(Exercise objective): From the entries below, gather each line containing the word "Date".

(Data shown):
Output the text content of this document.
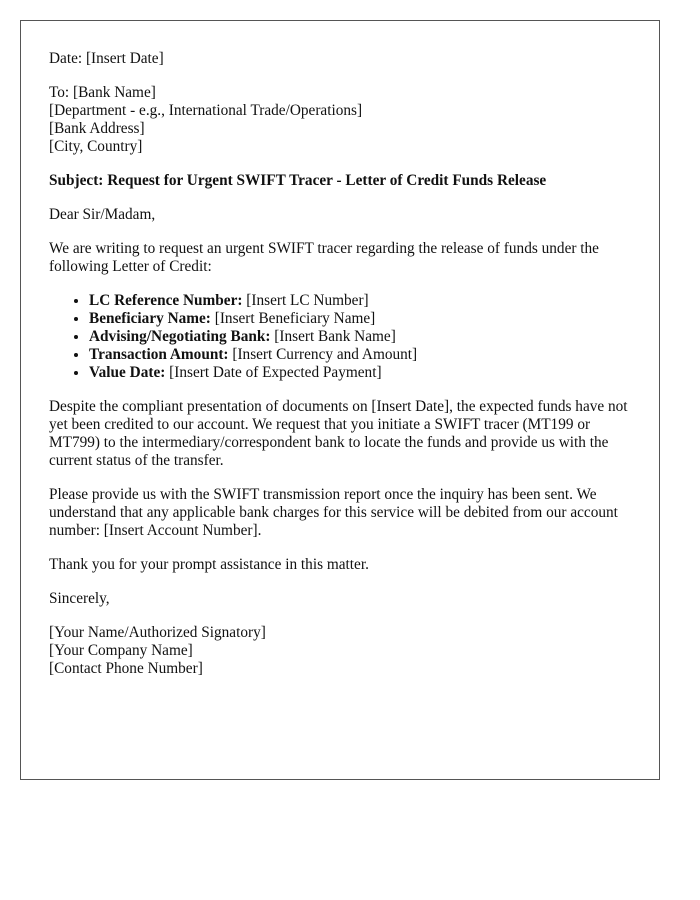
Date: [Insert Date]

To: [Bank Name]
[Department - e.g., International Trade/Operations]
[Bank Address]
[City, Country]

Subject: Request for Urgent SWIFT Tracer - Letter of Credit Funds Release

Dear Sir/Madam,

We are writing to request an urgent SWIFT tracer regarding the release of funds under the following Letter of Credit:

• LC Reference Number: [Insert LC Number]
• Beneficiary Name: [Insert Beneficiary Name]
• Advising/Negotiating Bank: [Insert Bank Name]
• Transaction Amount: [Insert Currency and Amount]
• Value Date: [Insert Date of Expected Payment]

Despite the compliant presentation of documents on [Insert Date], the expected funds have not yet been credited to our account. We request that you initiate a SWIFT tracer (MT199 or MT799) to the intermediary/correspondent bank to locate the funds and provide us with the current status of the transfer.

Please provide us with the SWIFT transmission report once the inquiry has been sent. We understand that any applicable bank charges for this service will be debited from our account number: [Insert Account Number].

Thank you for your prompt assistance in this matter.

Sincerely,

[Your Name/Authorized Signatory]
[Your Company Name]
[Contact Phone Number]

(Exercise answer):
Date: [Insert Date]
• Value Date: [Insert Date of Expected Payment]
Despite the compliant presentation of documents on [Insert Date], the expected funds have not yet been credited to our account. We request that you initiate a SWIFT tracer (MT199 or MT799) to the intermediary/correspondent bank to locate the funds and provide us with the current status of the transfer.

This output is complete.